## RECORDS SUPPLIED
════════════════

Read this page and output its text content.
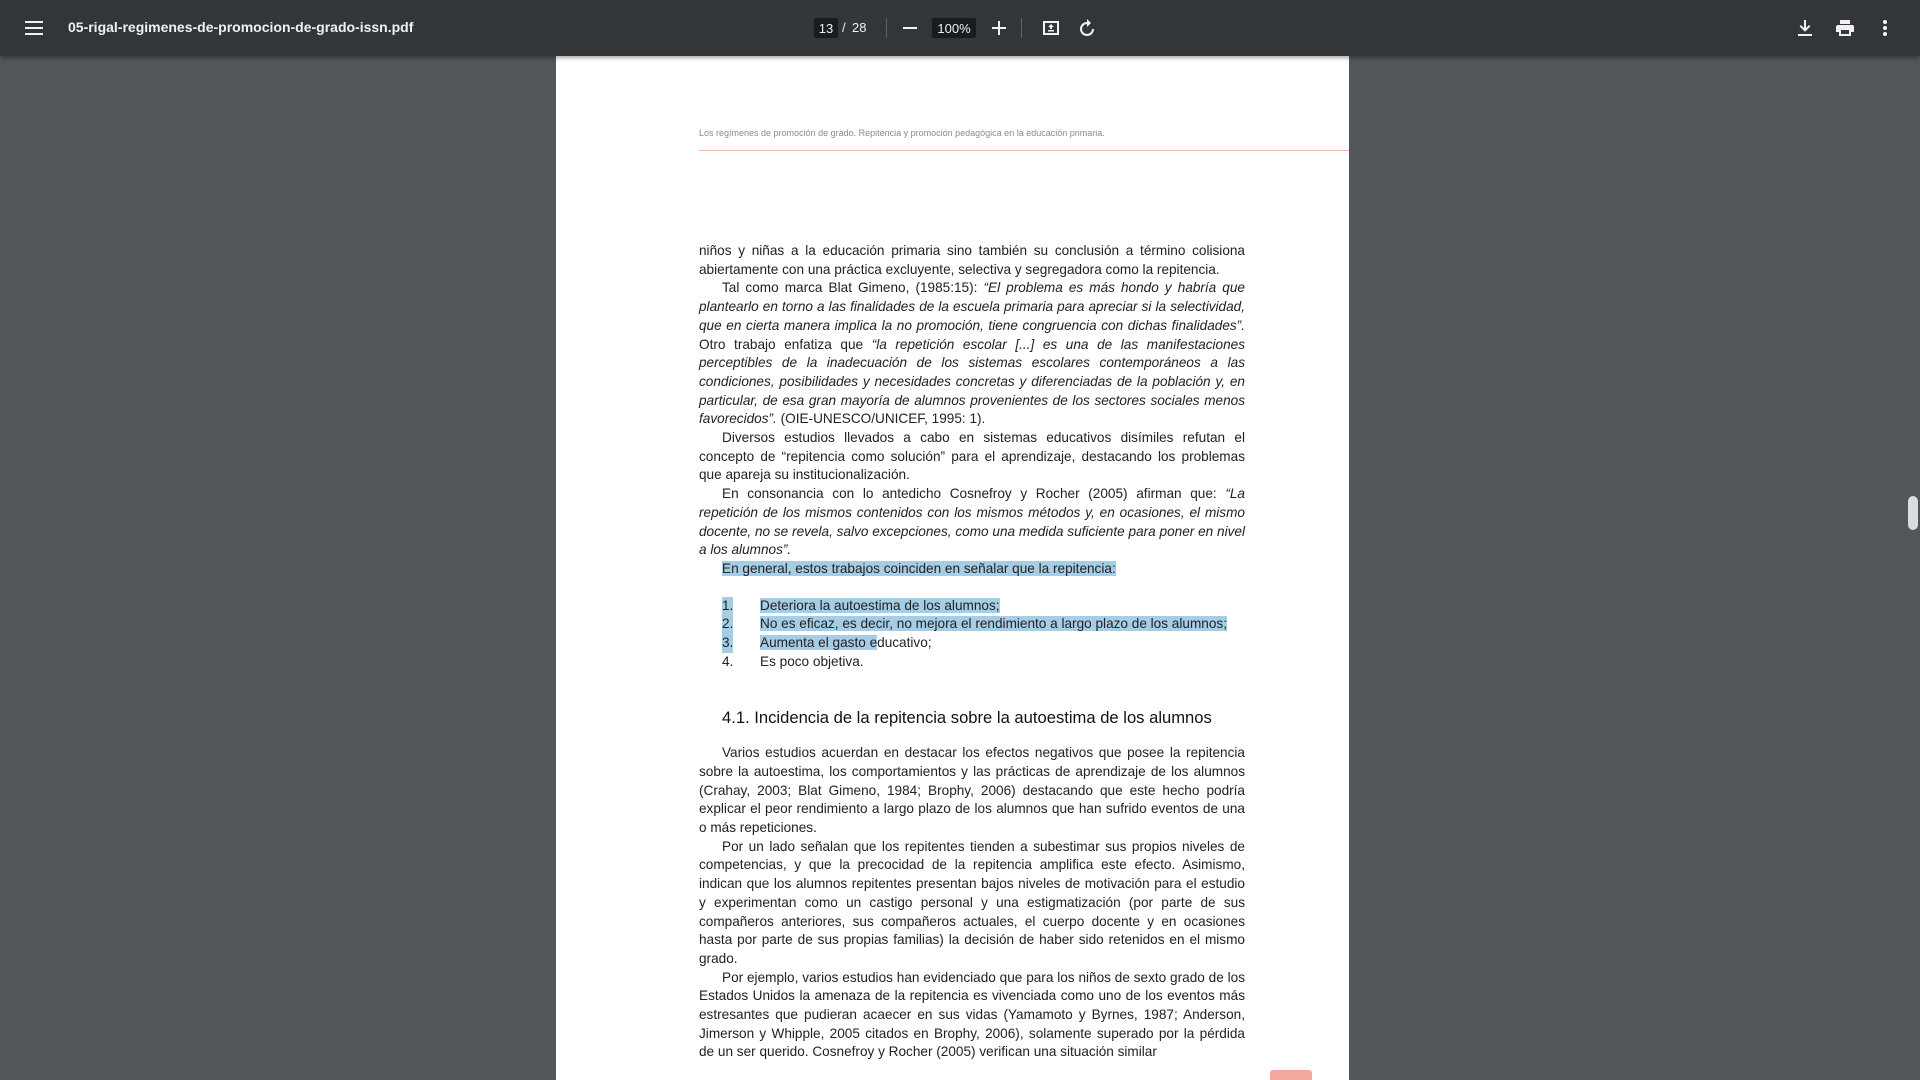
05-rigal-regimenes-de-promocion-de-grado-issn.pdf
13	/ 28
100%
Los regímenes de promoción de grado. Repitencia y promoción pedagógica en la educación primaria.

niños y niñas a la educación primaria sino también su conclusión a término colisiona abiertamente con una práctica excluyente, selectiva y segregadora como la repitencia.

Tal como marca Blat Gimeno, (1985:15): “El problema es más hondo y habría que plantearlo en torno a las finalidades de la escuela primaria para apreciar si la selectividad, que en cierta manera implica la no promoción, tiene congruencia con dichas finalidades”. Otro trabajo enfatiza que “la repetición escolar [...] es una de las manifestaciones perceptibles de la inadecuación de los sistemas escolares contemporáneos a las condiciones, posibilidades y necesidades concretas y diferenciadas de la población y, en particular, de esa gran mayoría de alumnos provenientes de los sectores sociales menos favorecidos”. (OIE-UNESCO/UNICEF, 1995: 1).

Diversos estudios llevados a cabo en sistemas educativos disímiles refutan el concepto de “repitencia como solución” para el aprendizaje, destacando los problemas que apareja su institucionalización.

En consonancia con lo antedicho Cosnefroy y Rocher (2005) afirman que: “La repetición de los mismos contenidos con los mismos métodos y, en ocasiones, el mismo docente, no se revela, salvo excepciones, como una medida suficiente para poner en nivel a los alumnos”.

En general, estos trabajos coinciden en señalar que la repitencia:

1. Deteriora la autoestima de los alumnos;
2. No es eficaz, es decir, no mejora el rendimiento a largo plazo de los alumnos;
3. Aumenta el gasto educativo;
4. Es poco objetiva.
4.1. Incidencia de la repitencia sobre la autoestima de los alumnos

Varios estudios acuerdan en destacar los efectos negativos que posee la repitencia sobre la autoestima, los comportamientos y las prácticas de aprendizaje de los alumnos (Crahay, 2003; Blat Gimeno, 1984; Brophy, 2006) destacando que este hecho podría explicar el peor rendimiento a largo plazo de los alumnos que han sufrido eventos de una o más repeticiones.

Por un lado señalan que los repitentes tienden a subestimar sus propios niveles de competencias, y que la precocidad de la repitencia amplifica este efecto. Asimismo, indican que los alumnos repitentes presentan bajos niveles de motivación para el estudio y experimentan como un castigo personal y una estigmatización (por parte de sus compañeros anteriores, sus compañeros actuales, el cuerpo docente y en ocasiones hasta por parte de sus propias familias) la decisión de haber sido retenidos en el mismo grado.

Por ejemplo, varios estudios han evidenciado que para los niños de sexto grado de los Estados Unidos la amenaza de la repitencia es vivenciada como uno de los eventos más estresantes que pudieran acaecer en sus vidas (Yamamoto y Byrnes, 1987; Anderson, Jimerson y Whipple, 2005 citados en Brophy, 2006), solamente superado por la pérdida de un ser querido. Cosnefroy y Rocher (2005) verifican una situación similar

════════════════

Excluding the pictures, reproduce every entry exactly as given.

Read this page and output its text content.
05-rigal-regimenes-de-promocion-de-grado-issn.pdf
13	/ 28
100%
Los regímenes de promoción de grado. Repitencia y promoción pedagógica en la educación primaria.

niños y niñas a la educación primaria sino también su conclusión a término colisiona abiertamente con una práctica excluyente, selectiva y segregadora como la repitencia.

Tal como marca Blat Gimeno, (1985:15): “El problema es más hondo y habría que plantearlo en torno a las finalidades de la escuela primaria para apreciar si la selectividad, que en cierta manera implica la no promoción, tiene congruencia con dichas finalidades”. Otro trabajo enfatiza que “la repetición escolar [...] es una de las manifestaciones perceptibles de la inadecuación de los sistemas escolares contemporáneos a las condiciones, posibilidades y necesidades concretas y diferenciadas de la población y, en particular, de esa gran mayoría de alumnos provenientes de los sectores sociales menos favorecidos”. (OIE-UNESCO/UNICEF, 1995: 1).

Diversos estudios llevados a cabo en sistemas educativos disímiles refutan el concepto de “repitencia como solución” para el aprendizaje, destacando los problemas que apareja su institucionalización.

En consonancia con lo antedicho Cosnefroy y Rocher (2005) afirman que: “La repetición de los mismos contenidos con los mismos métodos y, en ocasiones, el mismo docente, no se revela, salvo excepciones, como una medida suficiente para poner en nivel a los alumnos”.

En general, estos trabajos coinciden en señalar que la repitencia:

1. Deteriora la autoestima de los alumnos;
2. No es eficaz, es decir, no mejora el rendimiento a largo plazo de los alumnos;
3. Aumenta el gasto educativo;
4. Es poco objetiva.
4.1. Incidencia de la repitencia sobre la autoestima de los alumnos

Varios estudios acuerdan en destacar los efectos negativos que posee la repitencia sobre la autoestima, los comportamientos y las prácticas de aprendizaje de los alumnos (Crahay, 2003; Blat Gimeno, 1984; Brophy, 2006) destacando que este hecho podría explicar el peor rendimiento a largo plazo de los alumnos que han sufrido eventos de una o más repeticiones.

Por un lado señalan que los repitentes tienden a subestimar sus propios niveles de competencias, y que la precocidad de la repitencia amplifica este efecto. Asimismo, indican que los alumnos repitentes presentan bajos niveles de motivación para el estudio y experimentan como un castigo personal y una estigmatización (por parte de sus compañeros anteriores, sus compañeros actuales, el cuerpo docente y en ocasiones hasta por parte de sus propias familias) la decisión de haber sido retenidos en el mismo grado.

Por ejemplo, varios estudios han evidenciado que para los niños de sexto grado de los Estados Unidos la amenaza de la repitencia es vivenciada como uno de los eventos más estresantes que pudieran acaecer en sus vidas (Yamamoto y Byrnes, 1987; Anderson, Jimerson y Whipple, 2005 citados en Brophy, 2006), solamente superado por la pérdida de un ser querido. Cosnefroy y Rocher (2005) verifican una situación similar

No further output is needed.